Exercise prompt: Search the entries for the word "Finding". Copy each line in which it is found.

Data to use:
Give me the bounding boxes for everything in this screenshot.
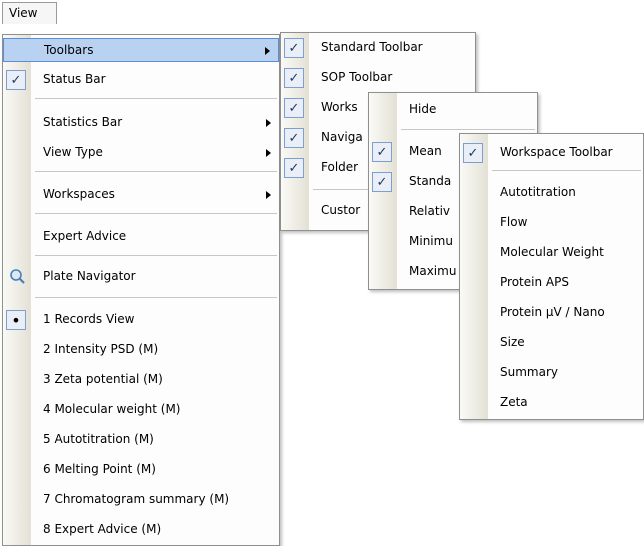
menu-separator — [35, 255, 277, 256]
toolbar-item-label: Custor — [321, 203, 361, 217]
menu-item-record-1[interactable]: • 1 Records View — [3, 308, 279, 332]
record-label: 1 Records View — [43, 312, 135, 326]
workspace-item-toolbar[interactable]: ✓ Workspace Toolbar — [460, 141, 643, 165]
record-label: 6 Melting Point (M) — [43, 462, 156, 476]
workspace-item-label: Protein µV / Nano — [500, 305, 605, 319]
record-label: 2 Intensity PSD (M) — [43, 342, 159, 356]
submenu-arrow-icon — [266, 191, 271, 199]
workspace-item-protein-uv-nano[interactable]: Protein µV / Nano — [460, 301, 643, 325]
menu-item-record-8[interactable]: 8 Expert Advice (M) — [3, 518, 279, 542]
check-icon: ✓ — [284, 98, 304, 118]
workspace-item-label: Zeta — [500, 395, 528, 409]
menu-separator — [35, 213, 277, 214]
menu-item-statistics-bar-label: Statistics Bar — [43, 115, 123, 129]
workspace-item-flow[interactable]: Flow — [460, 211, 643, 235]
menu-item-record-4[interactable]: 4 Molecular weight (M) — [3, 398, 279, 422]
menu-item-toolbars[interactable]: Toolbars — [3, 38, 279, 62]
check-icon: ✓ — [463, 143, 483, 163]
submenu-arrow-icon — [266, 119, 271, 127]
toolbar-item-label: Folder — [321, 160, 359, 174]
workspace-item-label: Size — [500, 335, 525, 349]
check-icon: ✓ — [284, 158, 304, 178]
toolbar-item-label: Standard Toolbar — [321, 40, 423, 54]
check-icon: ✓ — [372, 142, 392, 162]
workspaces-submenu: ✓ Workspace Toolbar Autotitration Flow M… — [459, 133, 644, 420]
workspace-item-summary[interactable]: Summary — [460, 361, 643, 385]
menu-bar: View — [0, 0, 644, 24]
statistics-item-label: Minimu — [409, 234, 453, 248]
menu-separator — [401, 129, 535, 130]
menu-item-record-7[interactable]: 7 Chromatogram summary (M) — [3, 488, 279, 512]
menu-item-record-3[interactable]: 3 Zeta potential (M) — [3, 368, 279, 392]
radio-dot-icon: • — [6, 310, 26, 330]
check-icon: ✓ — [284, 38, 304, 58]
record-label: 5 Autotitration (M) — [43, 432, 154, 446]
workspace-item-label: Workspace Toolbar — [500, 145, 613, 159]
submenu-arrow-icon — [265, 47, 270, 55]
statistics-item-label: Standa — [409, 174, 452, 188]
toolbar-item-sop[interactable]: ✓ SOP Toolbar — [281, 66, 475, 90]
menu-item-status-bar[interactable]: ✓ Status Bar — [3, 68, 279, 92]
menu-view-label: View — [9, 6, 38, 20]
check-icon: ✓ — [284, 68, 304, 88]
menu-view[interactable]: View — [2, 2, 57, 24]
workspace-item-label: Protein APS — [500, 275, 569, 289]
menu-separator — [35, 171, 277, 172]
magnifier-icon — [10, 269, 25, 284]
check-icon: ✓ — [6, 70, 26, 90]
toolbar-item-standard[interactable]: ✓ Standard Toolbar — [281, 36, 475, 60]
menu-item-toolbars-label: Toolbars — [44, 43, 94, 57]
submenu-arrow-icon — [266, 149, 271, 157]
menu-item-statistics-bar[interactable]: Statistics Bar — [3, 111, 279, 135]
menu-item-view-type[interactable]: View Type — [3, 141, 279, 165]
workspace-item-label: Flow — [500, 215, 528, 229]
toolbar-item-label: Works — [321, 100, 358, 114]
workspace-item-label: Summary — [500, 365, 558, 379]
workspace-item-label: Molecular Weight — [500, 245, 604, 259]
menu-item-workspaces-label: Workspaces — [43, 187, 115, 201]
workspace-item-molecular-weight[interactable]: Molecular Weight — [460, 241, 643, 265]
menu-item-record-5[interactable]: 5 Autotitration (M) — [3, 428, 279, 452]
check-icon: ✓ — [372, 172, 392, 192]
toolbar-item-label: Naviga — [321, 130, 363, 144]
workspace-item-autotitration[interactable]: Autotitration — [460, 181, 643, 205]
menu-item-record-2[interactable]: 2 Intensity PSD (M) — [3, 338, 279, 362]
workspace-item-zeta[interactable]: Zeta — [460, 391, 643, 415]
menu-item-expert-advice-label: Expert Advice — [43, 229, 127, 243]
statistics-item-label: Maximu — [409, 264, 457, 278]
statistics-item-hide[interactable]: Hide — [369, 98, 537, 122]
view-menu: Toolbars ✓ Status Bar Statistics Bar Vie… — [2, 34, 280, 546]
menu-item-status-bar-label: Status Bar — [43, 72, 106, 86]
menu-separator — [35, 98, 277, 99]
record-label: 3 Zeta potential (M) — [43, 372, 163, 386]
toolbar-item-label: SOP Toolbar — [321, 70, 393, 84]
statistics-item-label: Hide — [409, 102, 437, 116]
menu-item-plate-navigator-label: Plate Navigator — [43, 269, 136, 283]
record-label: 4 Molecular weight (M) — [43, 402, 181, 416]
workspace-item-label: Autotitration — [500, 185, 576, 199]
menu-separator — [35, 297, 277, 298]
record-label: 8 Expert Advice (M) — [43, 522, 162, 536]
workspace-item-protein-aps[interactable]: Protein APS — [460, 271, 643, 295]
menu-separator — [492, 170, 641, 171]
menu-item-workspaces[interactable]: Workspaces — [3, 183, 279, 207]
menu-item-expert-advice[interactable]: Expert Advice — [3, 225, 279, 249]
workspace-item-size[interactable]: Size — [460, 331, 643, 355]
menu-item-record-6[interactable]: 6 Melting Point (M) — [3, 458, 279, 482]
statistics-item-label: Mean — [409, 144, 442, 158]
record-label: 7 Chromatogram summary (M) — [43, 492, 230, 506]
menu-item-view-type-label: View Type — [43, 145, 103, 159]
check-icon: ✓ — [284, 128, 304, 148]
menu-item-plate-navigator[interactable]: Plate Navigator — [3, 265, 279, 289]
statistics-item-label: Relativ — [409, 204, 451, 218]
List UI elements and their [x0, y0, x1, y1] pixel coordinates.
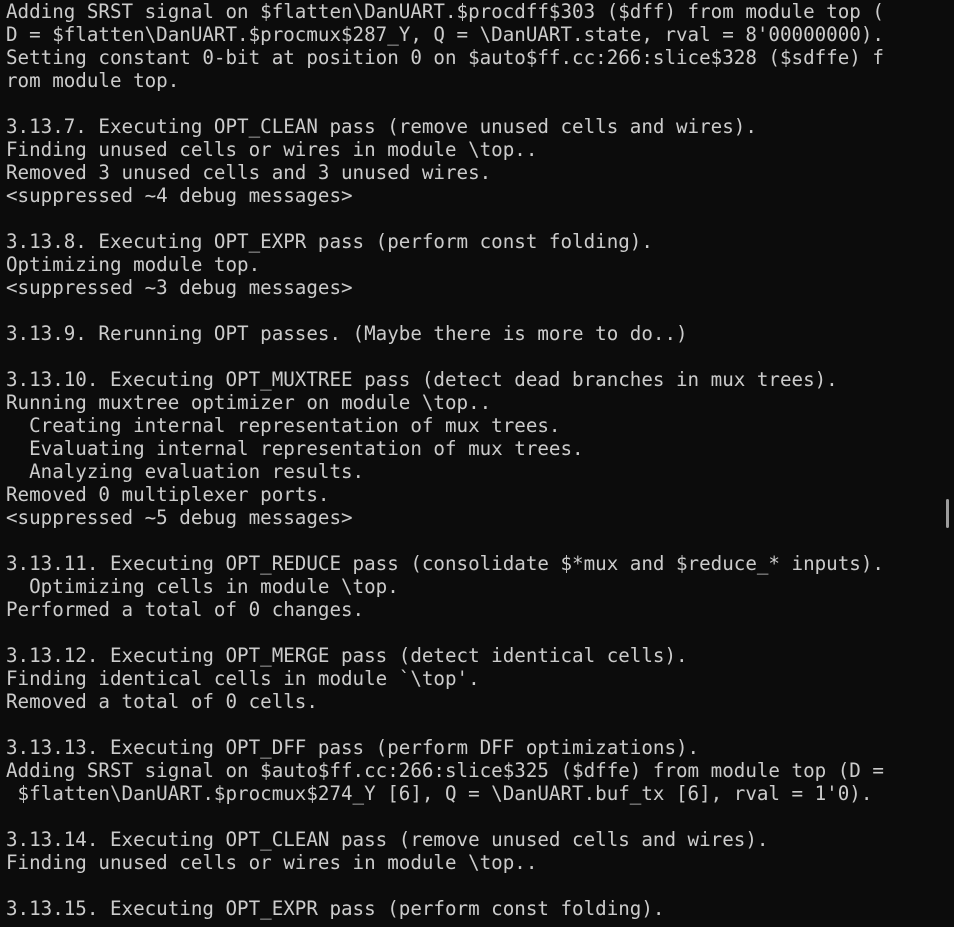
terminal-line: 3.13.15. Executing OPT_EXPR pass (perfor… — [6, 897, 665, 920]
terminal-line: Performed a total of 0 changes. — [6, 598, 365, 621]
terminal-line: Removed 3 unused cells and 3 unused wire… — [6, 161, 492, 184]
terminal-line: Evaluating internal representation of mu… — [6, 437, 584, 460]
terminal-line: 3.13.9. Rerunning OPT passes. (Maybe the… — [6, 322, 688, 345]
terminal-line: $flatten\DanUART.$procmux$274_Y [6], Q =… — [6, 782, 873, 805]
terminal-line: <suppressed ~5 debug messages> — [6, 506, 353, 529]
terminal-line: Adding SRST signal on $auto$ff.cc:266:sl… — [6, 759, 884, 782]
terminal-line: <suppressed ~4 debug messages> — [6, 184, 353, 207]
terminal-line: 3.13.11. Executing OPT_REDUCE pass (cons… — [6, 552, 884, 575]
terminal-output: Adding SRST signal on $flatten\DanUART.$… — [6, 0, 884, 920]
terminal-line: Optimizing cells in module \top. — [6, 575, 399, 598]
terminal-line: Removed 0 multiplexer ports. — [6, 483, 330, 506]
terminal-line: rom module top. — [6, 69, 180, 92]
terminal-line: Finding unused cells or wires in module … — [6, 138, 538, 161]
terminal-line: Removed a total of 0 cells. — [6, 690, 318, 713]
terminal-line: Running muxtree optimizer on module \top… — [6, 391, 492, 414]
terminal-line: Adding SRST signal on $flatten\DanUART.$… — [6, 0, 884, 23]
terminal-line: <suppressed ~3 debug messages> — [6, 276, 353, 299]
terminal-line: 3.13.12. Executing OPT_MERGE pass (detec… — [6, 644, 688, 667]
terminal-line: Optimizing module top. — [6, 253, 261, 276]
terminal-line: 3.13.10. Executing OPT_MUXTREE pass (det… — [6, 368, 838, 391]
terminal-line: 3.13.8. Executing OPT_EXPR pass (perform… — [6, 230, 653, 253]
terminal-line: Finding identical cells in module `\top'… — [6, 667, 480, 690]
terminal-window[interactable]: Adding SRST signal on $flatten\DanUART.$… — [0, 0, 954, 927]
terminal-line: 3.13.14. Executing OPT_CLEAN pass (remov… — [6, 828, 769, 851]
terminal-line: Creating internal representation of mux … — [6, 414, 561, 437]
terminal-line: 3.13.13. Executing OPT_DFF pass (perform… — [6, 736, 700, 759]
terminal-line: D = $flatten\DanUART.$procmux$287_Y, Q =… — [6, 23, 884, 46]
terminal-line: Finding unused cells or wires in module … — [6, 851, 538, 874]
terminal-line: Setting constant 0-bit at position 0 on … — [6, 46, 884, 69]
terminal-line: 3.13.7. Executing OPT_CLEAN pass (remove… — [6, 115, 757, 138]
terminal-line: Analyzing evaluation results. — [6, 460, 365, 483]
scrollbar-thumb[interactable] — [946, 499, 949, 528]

Response area:
terminal-line: Finding unused cells or wires in module … — [6, 138, 538, 161]
terminal-line: Finding identical cells in module `\top'… — [6, 667, 480, 690]
terminal-line: Finding unused cells or wires in module … — [6, 851, 538, 874]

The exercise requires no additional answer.